### Directions for this task
Quote every line as given.

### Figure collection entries
(begin)

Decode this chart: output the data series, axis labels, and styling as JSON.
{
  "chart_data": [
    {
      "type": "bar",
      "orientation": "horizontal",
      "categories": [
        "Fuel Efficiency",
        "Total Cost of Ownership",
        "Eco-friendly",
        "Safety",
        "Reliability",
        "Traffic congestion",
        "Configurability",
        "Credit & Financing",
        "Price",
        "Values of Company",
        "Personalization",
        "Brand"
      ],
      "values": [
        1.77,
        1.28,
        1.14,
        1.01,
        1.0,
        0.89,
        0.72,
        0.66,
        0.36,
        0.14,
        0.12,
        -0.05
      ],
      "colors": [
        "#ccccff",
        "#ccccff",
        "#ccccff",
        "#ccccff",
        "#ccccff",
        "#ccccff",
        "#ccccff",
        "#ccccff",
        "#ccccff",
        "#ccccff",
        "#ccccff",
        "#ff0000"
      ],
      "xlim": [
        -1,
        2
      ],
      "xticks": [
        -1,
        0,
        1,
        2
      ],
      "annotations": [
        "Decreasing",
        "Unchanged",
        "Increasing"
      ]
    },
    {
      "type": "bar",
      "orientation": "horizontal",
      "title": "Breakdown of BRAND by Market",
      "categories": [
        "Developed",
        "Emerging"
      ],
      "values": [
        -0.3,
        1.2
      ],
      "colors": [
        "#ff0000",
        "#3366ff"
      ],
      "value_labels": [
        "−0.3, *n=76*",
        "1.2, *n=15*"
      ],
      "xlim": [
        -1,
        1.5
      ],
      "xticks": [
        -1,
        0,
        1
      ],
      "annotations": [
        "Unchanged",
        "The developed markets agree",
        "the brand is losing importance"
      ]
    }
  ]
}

(end)

### Exercise result
Decode this chart: output the data series, axis labels, and styling as JSON.
{
  "chart_data": [
    {
      "type": "bar",
      "orientation": "horizontal",
      "categories": [
        "Fuel Efficiency",
        "Total Cost of Ownership",
        "Eco-friendly",
        "Safety",
        "Reliability",
        "Traffic congestion",
        "Configurability",
        "Credit & Financing",
        "Price",
        "Values of Company",
        "Personalization",
        "Brand"
      ],
      "values": [
        1.77,
        1.28,
        1.14,
        1.01,
        1.0,
        0.89,
        0.72,
        0.66,
        0.36,
        0.14,
        0.12,
        -0.05
      ],
      "colors": [
        "#ccccff",
        "#ccccff",
        "#ccccff",
        "#ccccff",
        "#ccccff",
        "#ccccff",
        "#ccccff",
        "#ccccff",
        "#ccccff",
        "#ccccff",
        "#ccccff",
        "#ff0000"
      ],
      "xlim": [
        -1,
        2
      ],
      "xticks": [
        -1,
        0,
        1,
        2
      ],
      "annotations": [
        "Decreasing",
        "Unchanged",
        "Increasing"
      ]
    },
    {
      "type": "bar",
      "orientation": "horizontal",
      "title": "Breakdown of BRAND by Market",
      "categories": [
        "Developed",
        "Emerging"
      ],
      "values": [
        -0.3,
        1.2
      ],
      "colors": [
        "#ff0000",
        "#3366ff"
      ],
      "value_labels": [
        "−0.3, *n=76*",
        "1.2, *n=15*"
      ],
      "xlim": [
        -1,
        1.5
      ],
      "xticks": [
        -1,
        0,
        1
      ],
      "annotations": [
        "Unchanged",
        "The developed markets agree",
        "the brand is losing importance"
      ]
    }
  ]
}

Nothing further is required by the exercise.